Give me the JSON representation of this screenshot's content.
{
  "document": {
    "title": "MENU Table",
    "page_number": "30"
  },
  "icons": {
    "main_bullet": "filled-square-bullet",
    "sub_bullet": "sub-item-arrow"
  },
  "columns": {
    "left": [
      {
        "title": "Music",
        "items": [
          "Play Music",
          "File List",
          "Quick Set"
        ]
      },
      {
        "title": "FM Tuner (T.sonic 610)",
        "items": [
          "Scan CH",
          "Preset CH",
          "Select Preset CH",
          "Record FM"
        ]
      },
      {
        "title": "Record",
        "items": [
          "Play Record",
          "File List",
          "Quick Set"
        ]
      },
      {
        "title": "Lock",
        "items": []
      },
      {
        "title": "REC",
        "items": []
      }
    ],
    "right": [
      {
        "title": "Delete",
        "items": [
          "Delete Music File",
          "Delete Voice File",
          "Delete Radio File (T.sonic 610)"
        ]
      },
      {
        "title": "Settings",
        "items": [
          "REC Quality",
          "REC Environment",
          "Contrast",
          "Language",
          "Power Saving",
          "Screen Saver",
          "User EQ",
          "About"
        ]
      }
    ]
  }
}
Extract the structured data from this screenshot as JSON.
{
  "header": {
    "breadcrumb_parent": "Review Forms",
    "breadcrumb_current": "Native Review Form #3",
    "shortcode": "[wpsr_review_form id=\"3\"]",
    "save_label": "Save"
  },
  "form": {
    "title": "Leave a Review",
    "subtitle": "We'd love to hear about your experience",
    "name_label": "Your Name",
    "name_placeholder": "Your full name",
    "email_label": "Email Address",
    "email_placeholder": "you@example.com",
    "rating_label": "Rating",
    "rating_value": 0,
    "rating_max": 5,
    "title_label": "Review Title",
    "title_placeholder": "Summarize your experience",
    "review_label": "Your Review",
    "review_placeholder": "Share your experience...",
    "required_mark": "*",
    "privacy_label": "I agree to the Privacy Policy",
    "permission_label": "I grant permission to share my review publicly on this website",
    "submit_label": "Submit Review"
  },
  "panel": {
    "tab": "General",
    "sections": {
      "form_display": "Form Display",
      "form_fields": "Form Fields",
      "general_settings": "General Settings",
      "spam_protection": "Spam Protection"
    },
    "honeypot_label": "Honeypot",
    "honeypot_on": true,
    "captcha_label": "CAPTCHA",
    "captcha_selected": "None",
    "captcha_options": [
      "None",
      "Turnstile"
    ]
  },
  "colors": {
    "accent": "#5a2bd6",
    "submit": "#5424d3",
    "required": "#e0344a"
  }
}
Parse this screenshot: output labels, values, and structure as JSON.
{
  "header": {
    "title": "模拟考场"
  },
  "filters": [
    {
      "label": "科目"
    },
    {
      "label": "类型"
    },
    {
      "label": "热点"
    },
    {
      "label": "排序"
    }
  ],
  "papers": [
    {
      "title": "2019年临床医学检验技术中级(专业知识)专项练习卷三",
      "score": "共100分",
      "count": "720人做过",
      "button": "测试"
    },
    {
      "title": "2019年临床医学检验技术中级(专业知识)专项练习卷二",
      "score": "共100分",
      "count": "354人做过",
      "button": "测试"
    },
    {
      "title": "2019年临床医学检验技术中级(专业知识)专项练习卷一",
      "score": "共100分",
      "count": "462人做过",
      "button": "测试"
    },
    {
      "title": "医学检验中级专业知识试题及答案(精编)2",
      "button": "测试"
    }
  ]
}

## What the task requires
Within the entries above, report how many lines include "File", and keep the answer to the number.

## Answer for this exercise
5